§ EXERCISE OBJECTIVE
Of all the lines in the material, how many include the word "text"? Reply with the number alone.

§ INFORMATION GIVEN
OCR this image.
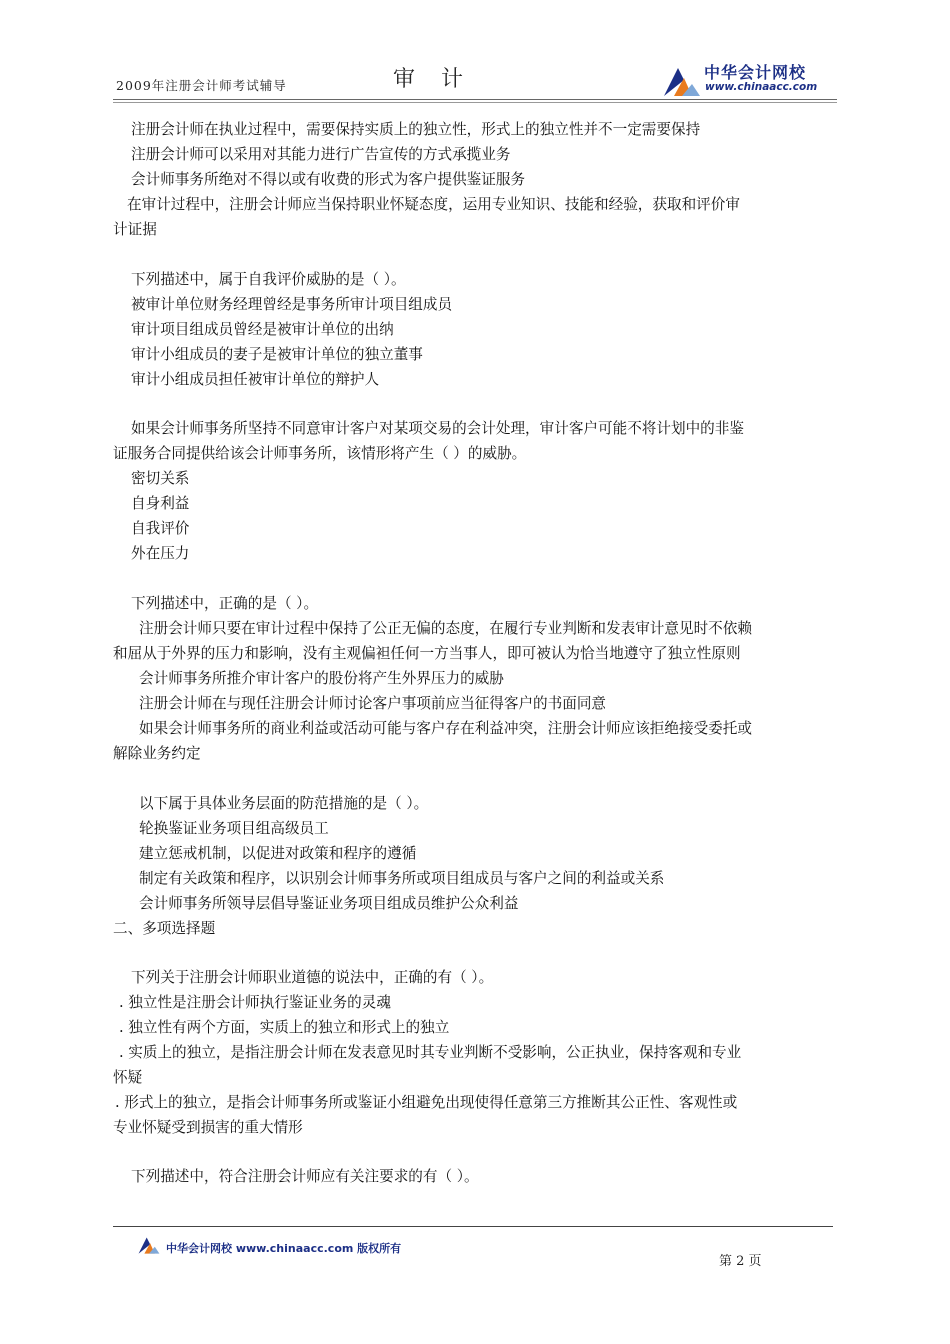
2009年注册会计师考试辅导	审计	中华会计网校
www.chinaacc.com
注册会计师在执业过程中，需要保持实质上的独立性，形式上的独立性并不一定需要保持
注册会计师可以采用对其能力进行广告宣传的方式承揽业务
会计师事务所绝对不得以或有收费的形式为客户提供鉴证服务
在审计过程中，注册会计师应当保持职业怀疑态度，运用专业知识、技能和经验，获取和评价审
计证据
下列描述中，属于自我评价威胁的是（ ）。
被审计单位财务经理曾经是事务所审计项目组成员
审计项目组成员曾经是被审计单位的出纳
审计小组成员的妻子是被审计单位的独立董事
审计小组成员担任被审计单位的辩护人
如果会计师事务所坚持不同意审计客户对某项交易的会计处理，审计客户可能不将计划中的非鉴
证服务合同提供给该会计师事务所，该情形将产生（ ）的威胁。
密切关系
自身利益
自我评价
外在压力
下列描述中，正确的是（ ）。
注册会计师只要在审计过程中保持了公正无偏的态度，在履行专业判断和发表审计意见时不依赖
和屈从于外界的压力和影响，没有主观偏袒任何一方当事人，即可被认为恰当地遵守了独立性原则
会计师事务所推介审计客户的股份将产生外界压力的威胁
注册会计师在与现任注册会计师讨论客户事项前应当征得客户的书面同意
如果会计师事务所的商业利益或活动可能与客户存在利益冲突，注册会计师应该拒绝接受委托或
解除业务约定
以下属于具体业务层面的防范措施的是（ ）。
轮换鉴证业务项目组高级员工
建立惩戒机制，以促进对政策和程序的遵循
制定有关政策和程序，以识别会计师事务所或项目组成员与客户之间的利益或关系
会计师事务所领导层倡导鉴证业务项目组成员维护公众利益
二、多项选择题
下列关于注册会计师职业道德的说法中，正确的有（ ）。
. 独立性是注册会计师执行鉴证业务的灵魂
. 独立性有两个方面，实质上的独立和形式上的独立
. 实质上的独立，是指注册会计师在发表意见时其专业判断不受影响，公正执业，保持客观和专业
怀疑
. 形式上的独立，是指会计师事务所或鉴证小组避免出现使得任意第三方推断其公正性、客观性或
专业怀疑受到损害的重大情形
下列描述中，符合注册会计师应有关注要求的有（ ）。
中华会计网校 www.chinaacc.com 版权所有
第 2 页
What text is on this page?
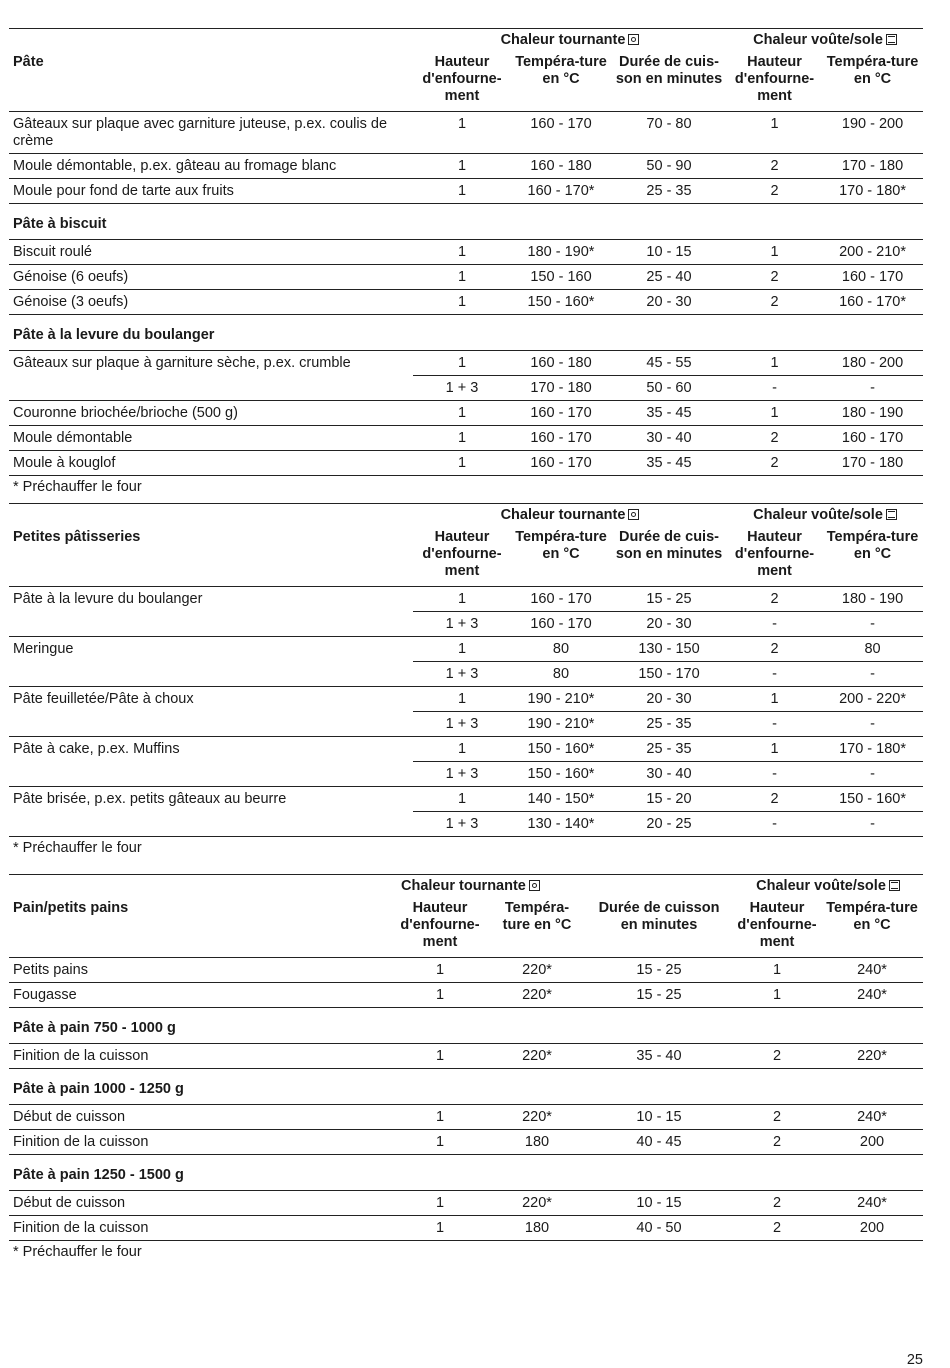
	Chaleur tournante			Chaleur voûte/sole	
Pâte	Hauteur d'enfourne-ment	Tempéra-ture en °C	Durée de cuis-son en minutes	Hauteur d'enfourne-ment	Tempéra-ture en °C
Gâteaux sur plaque avec garniture juteuse, p.ex. coulis de crème	1	160 - 170	70 - 80	1	190 - 200
Moule démontable, p.ex. gâteau au fromage blanc	1	160 - 180	50 - 90	2	170 - 180
Moule pour fond de tarte aux fruits	1	160 - 170*	25 - 35	2	170 - 180*
Pâte à biscuit					
Biscuit roulé	1	180 - 190*	10 - 15	1	200 - 210*
Génoise (6 oeufs)	1	150 - 160	25 - 40	2	160 - 170
Génoise (3 oeufs)	1	150 - 160*	20 - 30	2	160 - 170*
Pâte à la levure du boulanger					
Gâteaux sur plaque à garniture sèche, p.ex. crumble	1	160 - 180	45 - 55	1	180 - 200
	1 + 3	170 - 180	50 - 60	-	-
Couronne briochée/brioche (500 g)	1	160 - 170	35 - 45	1	180 - 190
Moule démontable	1	160 - 170	30 - 40	2	160 - 170
Moule à kouglof	1	160 - 170	35 - 45	2	170 - 180
* Préchauffer le four					
	Chaleur tournante			Chaleur voûte/sole	
Petites pâtisseries	Hauteur d'enfourne-ment	Tempéra-ture en °C	Durée de cuis-son en minutes	Hauteur d'enfourne-ment	Tempéra-ture en °C
Pâte à la levure du boulanger	1	160 - 170	15 - 25	2	180 - 190
	1 + 3	160 - 170	20 - 30	-	-
Meringue	1	80	130 - 150	2	80
	1 + 3	80	150 - 170	-	-
Pâte feuilletée/Pâte à choux	1	190 - 210*	20 - 30	1	200 - 220*
	1 + 3	190 - 210*	25 - 35	-	-
Pâte à cake, p.ex. Muffins	1	150 - 160*	25 - 35	1	170 - 180*
	1 + 3	150 - 160*	30 - 40	-	-
Pâte brisée, p.ex. petits gâteaux au beurre	1	140 - 150*	15 - 20	2	150 - 160*
	1 + 3	130 - 140*	20 - 25	-	-
* Préchauffer le four					
	Chaleur tournante			Chaleur voûte/sole	
Pain/petits pains	Hauteur d'enfourne-ment	Tempéra-ture en °C	Durée de cuisson en minutes	Hauteur d'enfourne-ment	Tempéra-ture en °C
Petits pains	1	220*	15 - 25	1	240*
Fougasse	1	220*	15 - 25	1	240*
Pâte à pain 750 - 1000 g					
Finition de la cuisson	1	220*	35 - 40	2	220*
Pâte à pain 1000 - 1250 g					
Début de cuisson	1	220*	10 - 15	2	240*
Finition de la cuisson	1	180	40 - 45	2	200
Pâte à pain 1250 - 1500 g					
Début de cuisson	1	220*	10 - 15	2	240*
Finition de la cuisson	1	180	40 - 50	2	200
* Préchauffer le four					
25
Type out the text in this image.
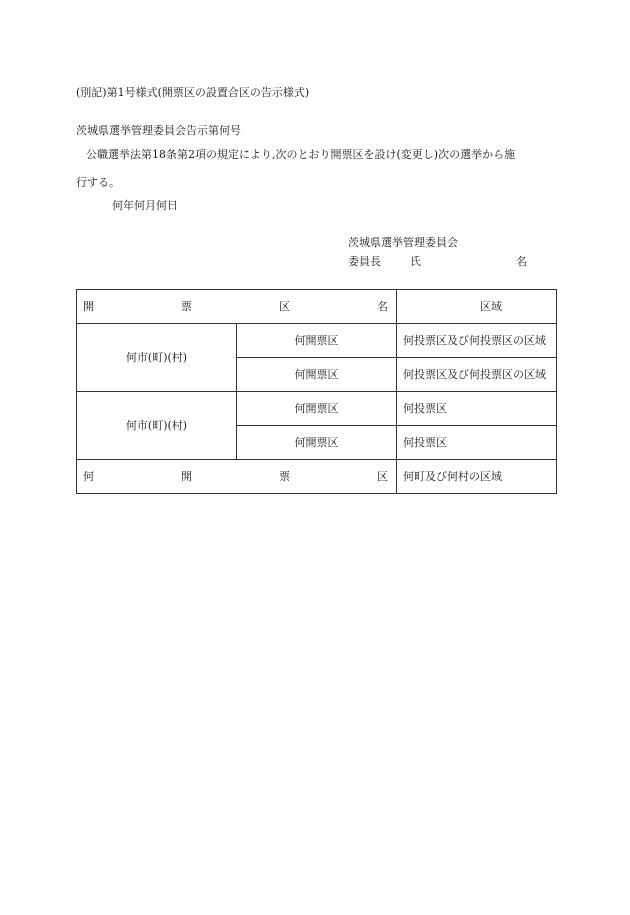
(別記)第1号様式(開票区の設置合区の告示様式)
茨城県選挙管理委員会告示第何号
公職選挙法第18条第2項の規定により,次のとおり開票区を設け(変更し)次の選挙から施
行する。
何年何月何日
茨城県選挙管理委員会
委員長	氏	名
開 票 区 名		区 域

何市(町)(村)	何開票区	何投票区及び何投票区の区域
	何開票区	何投票区及び何投票区の区域
何市(町)(村)	何開票区	何投票区
	何開票区	何投票区

何 開 票 区		何町及び何村の区域
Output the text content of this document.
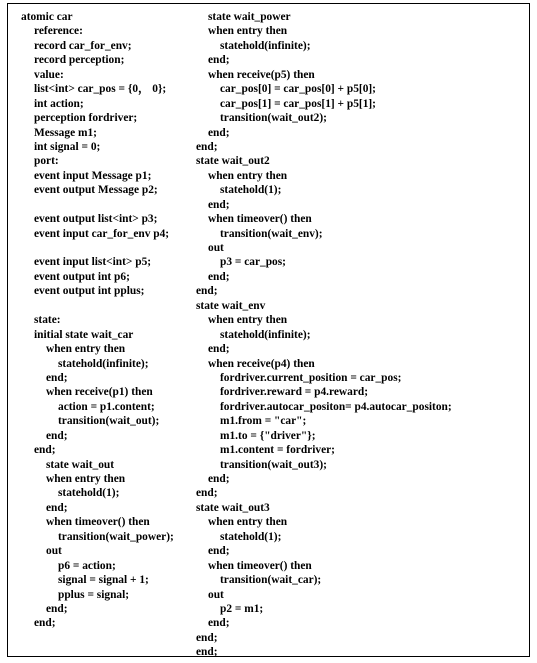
atomic car
reference:
record car_for_env;
record perception;
value:
list<int> car_pos = {0， 0};
int action;
perception fordriver;
Message m1;
int signal = 0;
port:
event input Message p1;
event output Message p2;
event output list<int> p3;
event input car_for_env p4;
event input list<int> p5;
event output int p6;
event output int pplus;
state:
initial state wait_car
when entry then
statehold(infinite);
end;
when receive(p1) then
action = p1.content;
transition(wait_out);
end;
end;
state wait_out
when entry then
statehold(1);
end;
when timeover() then
transition(wait_power);
out
p6 = action;
signal = signal + 1;
pplus = signal;
end;
end;
state wait_power
when entry then
statehold(infinite);
end;
when receive(p5) then
car_pos[0] = car_pos[0] + p5[0];
car_pos[1] = car_pos[1] + p5[1];
transition(wait_out2);
end;
end;
state wait_out2
when entry then
statehold(1);
end;
when timeover() then
transition(wait_env);
out
p3 = car_pos;
end;
end;
state wait_env
when entry then
statehold(infinite);
end;
when receive(p4) then
fordriver.current_position = car_pos;
fordriver.reward = p4.reward;
fordriver.autocar_positon= p4.autocar_positon;
m1.from = "car";
m1.to = {"driver"};
m1.content = fordriver;
transition(wait_out3);
end;
end;
state wait_out3
when entry then
statehold(1);
end;
when timeover() then
transition(wait_car);
out
p2 = m1;
end;
end;
end;
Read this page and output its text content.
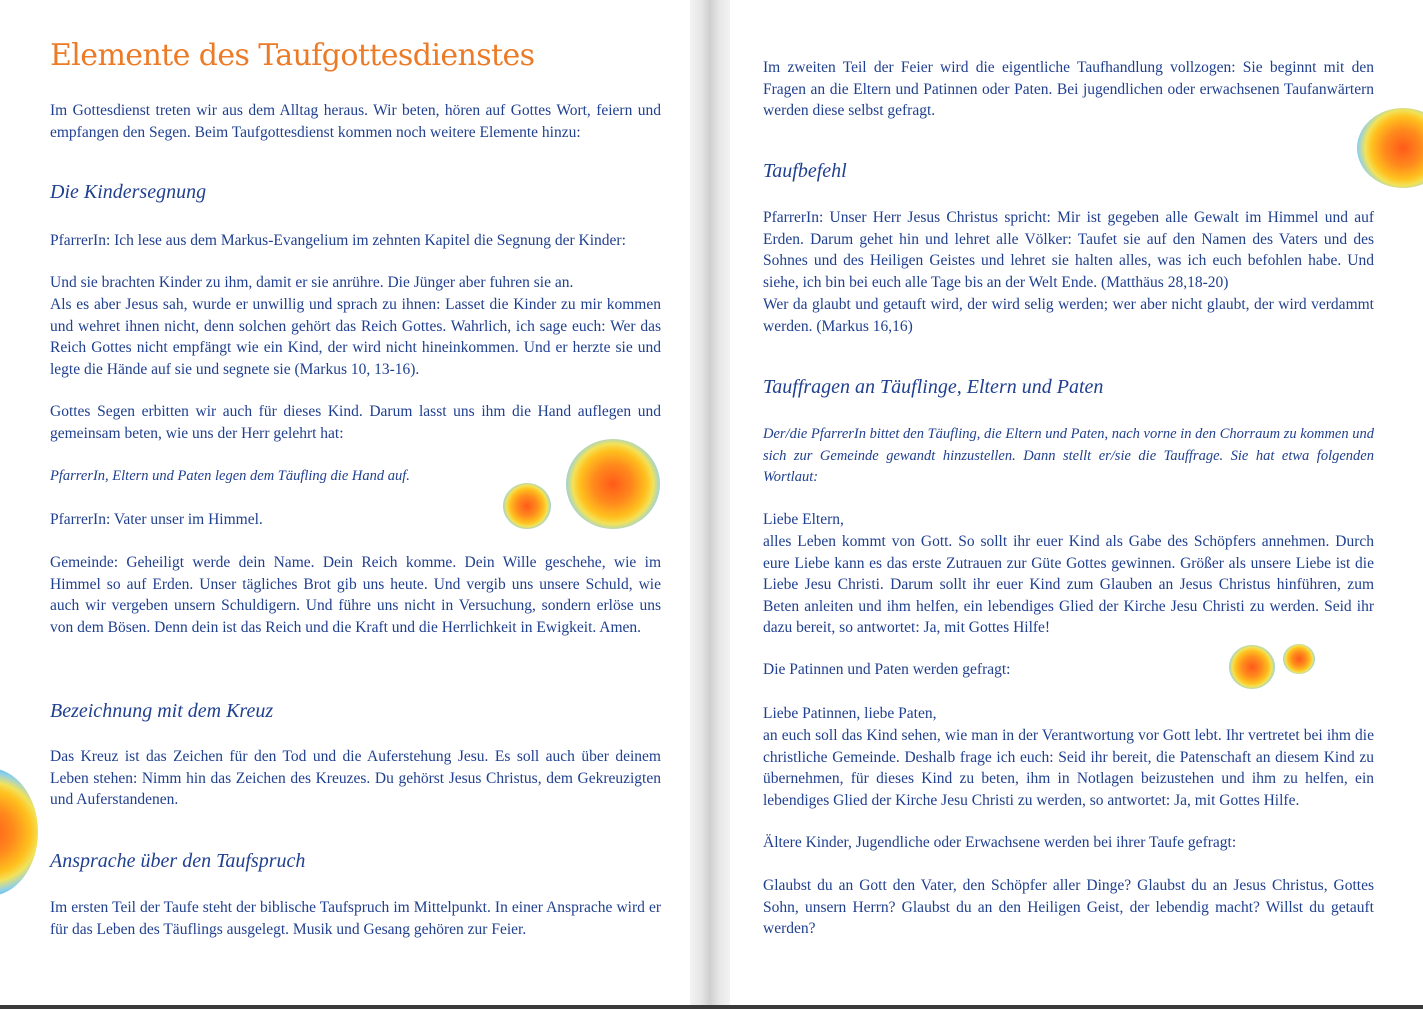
Elemente des Taufgottesdienstes

Im Gottesdienst treten wir aus dem Alltag heraus. Wir beten, hören auf Gottes Wort, feiern und empfangen den Segen. Beim Taufgottesdienst kommen noch weitere Elemente hinzu:

Die Kindersegnung

PfarrerIn: Ich lese aus dem Markus-Evangelium im zehnten Kapitel die Segnung der Kinder:

Und sie brachten Kinder zu ihm, damit er sie anrühre. Die Jünger aber fuhren sie an.

Als es aber Jesus sah, wurde er unwillig und sprach zu ihnen: Lasset die Kinder zu mir kommen und wehret ihnen nicht, denn solchen gehört das Reich Gottes. Wahrlich, ich sage euch: Wer das Reich Gottes nicht empfängt wie ein Kind, der wird nicht hineinkommen. Und er herzte sie und legte die Hände auf sie und segnete sie (Markus 10, 13-16).

Gottes Segen erbitten wir auch für dieses Kind. Darum lasst uns ihm die Hand auflegen und gemeinsam beten, wie uns der Herr gelehrt hat:

PfarrerIn, Eltern und Paten legen dem Täufling die Hand auf.

PfarrerIn: Vater unser im Himmel.

Gemeinde: Geheiligt werde dein Name. Dein Reich komme. Dein Wille geschehe, wie im Himmel so auf Erden. Unser tägliches Brot gib uns heute. Und vergib uns unsere Schuld, wie auch wir vergeben unsern Schuldigern. Und führe uns nicht in Versuchung, sondern erlöse uns von dem Bösen. Denn dein ist das Reich und die Kraft und die Herrlichkeit in Ewigkeit. Amen.

Bezeichnung mit dem Kreuz

Das Kreuz ist das Zeichen für den Tod und die Auferstehung Jesu. Es soll auch über deinem Leben stehen: Nimm hin das Zeichen des Kreuzes. Du gehörst Jesus Christus, dem Gekreuzigten und Auferstandenen.

Ansprache über den Taufspruch

Im ersten Teil der Taufe steht der biblische Taufspruch im Mittelpunkt. In einer Ansprache wird er für das Leben des Täuflings ausgelegt. Musik und Gesang gehören zur Feier.

Im zweiten Teil der Feier wird die eigentliche Taufhandlung vollzogen: Sie beginnt mit den Fragen an die Eltern und Patinnen oder Paten. Bei jugendlichen oder erwachsenen Taufanwärtern werden diese selbst gefragt.

Taufbefehl

PfarrerIn: Unser Herr Jesus Christus spricht: Mir ist gegeben alle Gewalt im Himmel und auf Erden. Darum gehet hin und lehret alle Völker: Taufet sie auf den Namen des Vaters und des Sohnes und des Heiligen Geistes und lehret sie halten alles, was ich euch befohlen habe. Und siehe, ich bin bei euch alle Tage bis an der Welt Ende. (Matthäus 28,18-20)

Wer da glaubt und getauft wird, der wird selig werden; wer aber nicht glaubt, der wird verdammt werden. (Markus 16,16)

Tauffragen an Täuflinge, Eltern und Paten

Der/die PfarrerIn bittet den Täufling, die Eltern und Paten, nach vorne in den Chorraum zu kommen und sich zur Gemeinde gewandt hinzustellen. Dann stellt er/sie die Tauffrage. Sie hat etwa folgenden Wortlaut:

Liebe Eltern,

alles Leben kommt von Gott. So sollt ihr euer Kind als Gabe des Schöpfers annehmen. Durch eure Liebe kann es das erste Zutrauen zur Güte Gottes gewinnen. Größer als unsere Liebe ist die Liebe Jesu Christi. Darum sollt ihr euer Kind zum Glauben an Jesus Christus hinführen, zum Beten anleiten und ihm helfen, ein lebendiges Glied der Kirche Jesu Christi zu werden. Seid ihr dazu bereit, so antwortet: Ja, mit Gottes Hilfe!

Die Patinnen und Paten werden gefragt:

Liebe Patinnen, liebe Paten,

an euch soll das Kind sehen, wie man in der Verantwortung vor Gott lebt. Ihr vertretet bei ihm die christliche Gemeinde. Deshalb frage ich euch: Seid ihr bereit, die Patenschaft an diesem Kind zu übernehmen, für dieses Kind zu beten, ihm in Notlagen beizustehen und ihm zu helfen, ein lebendiges Glied der Kirche Jesu Christi zu werden, so antwortet: Ja, mit Gottes Hilfe.

Ältere Kinder, Jugendliche oder Erwachsene werden bei ihrer Taufe gefragt:

Glaubst du an Gott den Vater, den Schöpfer aller Dinge? Glaubst du an Jesus Christus, Gottes Sohn, unsern Herrn? Glaubst du an den Heiligen Geist, der lebendig macht? Willst du getauft werden?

§ SOLUTION
4